=== REQUIRED ACTION ===
What is needed is a faithful copy of all the records.

=== EXERCISE DATA ===
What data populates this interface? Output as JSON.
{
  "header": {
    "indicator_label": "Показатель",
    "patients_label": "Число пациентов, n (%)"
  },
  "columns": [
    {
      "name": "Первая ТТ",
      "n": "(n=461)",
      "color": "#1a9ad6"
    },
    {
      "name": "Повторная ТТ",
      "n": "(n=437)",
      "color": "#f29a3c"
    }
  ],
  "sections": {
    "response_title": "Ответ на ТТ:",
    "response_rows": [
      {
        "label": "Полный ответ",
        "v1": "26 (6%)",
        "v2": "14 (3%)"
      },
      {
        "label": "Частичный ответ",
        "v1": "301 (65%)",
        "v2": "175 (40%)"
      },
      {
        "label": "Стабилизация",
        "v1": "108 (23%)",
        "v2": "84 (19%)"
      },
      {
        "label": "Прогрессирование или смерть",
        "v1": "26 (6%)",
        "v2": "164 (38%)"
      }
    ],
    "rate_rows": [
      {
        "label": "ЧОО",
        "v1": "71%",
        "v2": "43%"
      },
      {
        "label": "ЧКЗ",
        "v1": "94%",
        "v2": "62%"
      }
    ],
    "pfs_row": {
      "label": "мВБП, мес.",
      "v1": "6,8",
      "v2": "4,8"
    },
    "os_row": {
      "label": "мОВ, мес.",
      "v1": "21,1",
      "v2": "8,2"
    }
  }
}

=== OUTPUT OF THE TASK ===
What data populates this interface? Output as JSON.
{
  "header": {
    "indicator_label": "Показатель",
    "patients_label": "Число пациентов, n (%)"
  },
  "columns": [
    {
      "name": "Первая ТТ",
      "n": "(n=461)",
      "color": "#1a9ad6"
    },
    {
      "name": "Повторная ТТ",
      "n": "(n=437)",
      "color": "#f29a3c"
    }
  ],
  "sections": {
    "response_title": "Ответ на ТТ:",
    "response_rows": [
      {
        "label": "Полный ответ",
        "v1": "26 (6%)",
        "v2": "14 (3%)"
      },
      {
        "label": "Частичный ответ",
        "v1": "301 (65%)",
        "v2": "175 (40%)"
      },
      {
        "label": "Стабилизация",
        "v1": "108 (23%)",
        "v2": "84 (19%)"
      },
      {
        "label": "Прогрессирование или смерть",
        "v1": "26 (6%)",
        "v2": "164 (38%)"
      }
    ],
    "rate_rows": [
      {
        "label": "ЧОО",
        "v1": "71%",
        "v2": "43%"
      },
      {
        "label": "ЧКЗ",
        "v1": "94%",
        "v2": "62%"
      }
    ],
    "pfs_row": {
      "label": "мВБП, мес.",
      "v1": "6,8",
      "v2": "4,8"
    },
    "os_row": {
      "label": "мОВ, мес.",
      "v1": "21,1",
      "v2": "8,2"
    }
  }
}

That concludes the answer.